Look through the data for the string "somewhat". Copy every line where it is found.

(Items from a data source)
--- start ---

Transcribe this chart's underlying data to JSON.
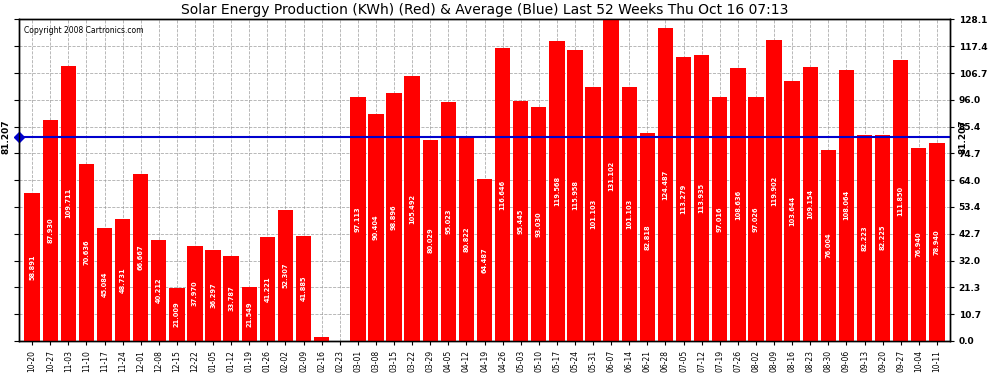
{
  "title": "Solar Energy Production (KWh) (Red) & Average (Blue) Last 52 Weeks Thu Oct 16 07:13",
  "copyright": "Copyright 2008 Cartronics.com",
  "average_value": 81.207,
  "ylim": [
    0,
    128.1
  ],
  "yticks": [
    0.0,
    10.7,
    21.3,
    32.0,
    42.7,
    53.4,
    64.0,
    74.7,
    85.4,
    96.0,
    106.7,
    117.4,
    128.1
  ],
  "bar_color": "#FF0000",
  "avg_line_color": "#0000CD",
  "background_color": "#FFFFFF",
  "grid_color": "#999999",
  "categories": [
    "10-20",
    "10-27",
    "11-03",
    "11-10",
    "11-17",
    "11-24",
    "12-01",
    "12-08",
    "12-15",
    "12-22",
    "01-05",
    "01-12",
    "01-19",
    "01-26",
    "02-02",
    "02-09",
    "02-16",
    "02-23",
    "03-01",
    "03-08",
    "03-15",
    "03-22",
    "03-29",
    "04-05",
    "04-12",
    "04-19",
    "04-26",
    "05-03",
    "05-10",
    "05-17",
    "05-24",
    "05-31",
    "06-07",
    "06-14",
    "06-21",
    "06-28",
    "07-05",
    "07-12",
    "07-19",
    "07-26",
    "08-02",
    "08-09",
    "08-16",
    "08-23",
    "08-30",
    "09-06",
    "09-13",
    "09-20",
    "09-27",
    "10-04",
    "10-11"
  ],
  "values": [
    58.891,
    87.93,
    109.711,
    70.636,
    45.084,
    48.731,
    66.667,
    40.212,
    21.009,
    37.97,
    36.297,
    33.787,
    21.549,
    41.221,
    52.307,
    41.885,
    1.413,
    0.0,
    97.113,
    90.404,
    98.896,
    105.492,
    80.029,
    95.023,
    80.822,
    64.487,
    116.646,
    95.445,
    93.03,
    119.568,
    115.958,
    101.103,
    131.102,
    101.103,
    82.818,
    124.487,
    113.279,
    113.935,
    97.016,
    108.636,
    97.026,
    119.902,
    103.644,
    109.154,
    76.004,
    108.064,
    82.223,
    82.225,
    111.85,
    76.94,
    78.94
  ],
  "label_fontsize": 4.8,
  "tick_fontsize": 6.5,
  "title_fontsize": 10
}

--- end ---
--- start ---

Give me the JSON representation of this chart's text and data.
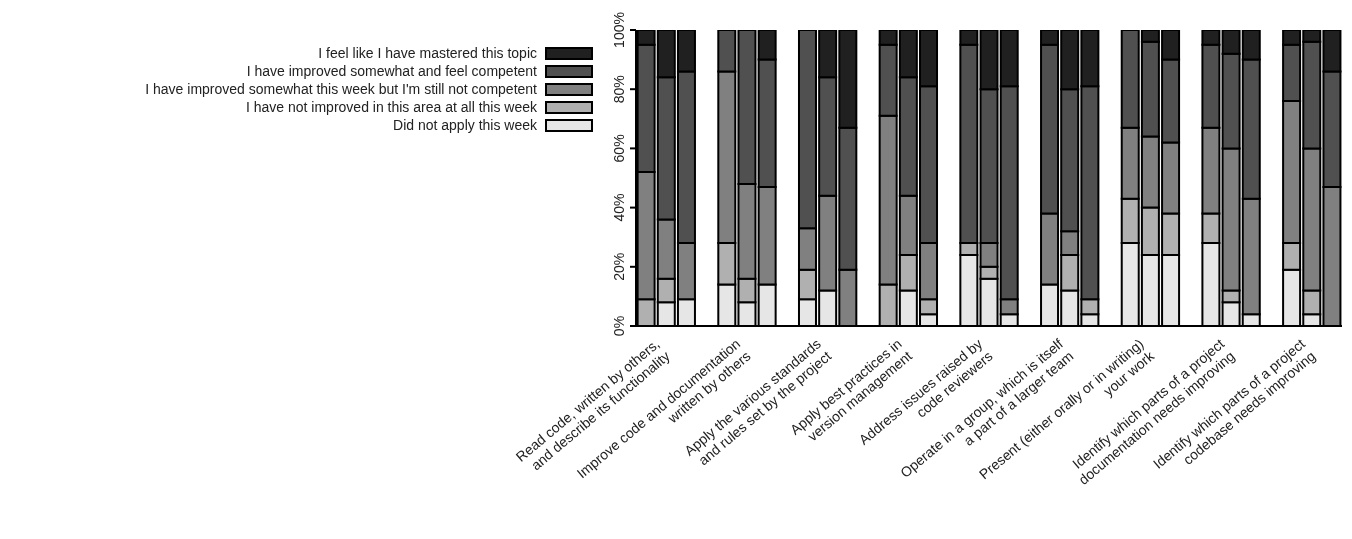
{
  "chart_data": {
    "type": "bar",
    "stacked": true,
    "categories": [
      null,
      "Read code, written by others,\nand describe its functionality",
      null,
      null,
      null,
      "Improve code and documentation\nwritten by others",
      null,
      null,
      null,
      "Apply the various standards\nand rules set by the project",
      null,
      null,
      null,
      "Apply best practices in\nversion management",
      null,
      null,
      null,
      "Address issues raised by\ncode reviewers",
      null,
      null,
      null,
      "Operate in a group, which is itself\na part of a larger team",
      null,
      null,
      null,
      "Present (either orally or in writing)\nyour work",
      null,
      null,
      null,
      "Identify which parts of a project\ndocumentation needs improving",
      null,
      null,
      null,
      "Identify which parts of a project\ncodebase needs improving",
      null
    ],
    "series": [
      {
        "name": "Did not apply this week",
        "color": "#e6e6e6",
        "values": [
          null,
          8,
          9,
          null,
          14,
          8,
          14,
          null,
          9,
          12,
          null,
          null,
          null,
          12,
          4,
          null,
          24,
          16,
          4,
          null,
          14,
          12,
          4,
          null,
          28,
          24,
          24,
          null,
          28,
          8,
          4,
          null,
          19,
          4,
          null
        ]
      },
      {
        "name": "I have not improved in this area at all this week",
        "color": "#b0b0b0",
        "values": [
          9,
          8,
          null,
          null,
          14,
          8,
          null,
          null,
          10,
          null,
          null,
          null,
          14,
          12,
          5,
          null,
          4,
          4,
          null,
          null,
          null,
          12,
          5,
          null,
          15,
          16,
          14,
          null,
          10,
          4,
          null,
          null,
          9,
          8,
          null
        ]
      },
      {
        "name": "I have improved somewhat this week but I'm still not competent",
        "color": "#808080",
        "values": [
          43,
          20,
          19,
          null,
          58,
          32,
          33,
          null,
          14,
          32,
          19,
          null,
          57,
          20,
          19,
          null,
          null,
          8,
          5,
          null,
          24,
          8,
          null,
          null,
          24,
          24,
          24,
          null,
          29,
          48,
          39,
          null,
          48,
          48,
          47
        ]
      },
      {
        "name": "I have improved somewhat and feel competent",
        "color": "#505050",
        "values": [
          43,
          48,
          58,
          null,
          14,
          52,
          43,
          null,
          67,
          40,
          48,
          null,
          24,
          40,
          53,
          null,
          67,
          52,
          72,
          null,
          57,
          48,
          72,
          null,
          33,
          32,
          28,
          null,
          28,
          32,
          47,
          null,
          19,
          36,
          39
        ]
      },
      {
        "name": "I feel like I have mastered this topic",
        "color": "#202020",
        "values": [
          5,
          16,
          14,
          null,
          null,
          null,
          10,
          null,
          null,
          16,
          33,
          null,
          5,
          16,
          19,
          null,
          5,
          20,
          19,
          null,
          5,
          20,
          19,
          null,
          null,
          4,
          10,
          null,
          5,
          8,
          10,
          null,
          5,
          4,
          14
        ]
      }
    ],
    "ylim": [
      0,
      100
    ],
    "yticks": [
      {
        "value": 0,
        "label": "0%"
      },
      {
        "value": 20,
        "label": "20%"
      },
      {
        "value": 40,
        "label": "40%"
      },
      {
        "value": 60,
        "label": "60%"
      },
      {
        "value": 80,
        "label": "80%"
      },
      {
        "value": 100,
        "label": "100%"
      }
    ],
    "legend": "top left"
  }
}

--- end ---

Worked solution ->
        "name": "I have improved somewhat this week but I'm still not competent",
        "name": "I have improved somewhat and feel competent",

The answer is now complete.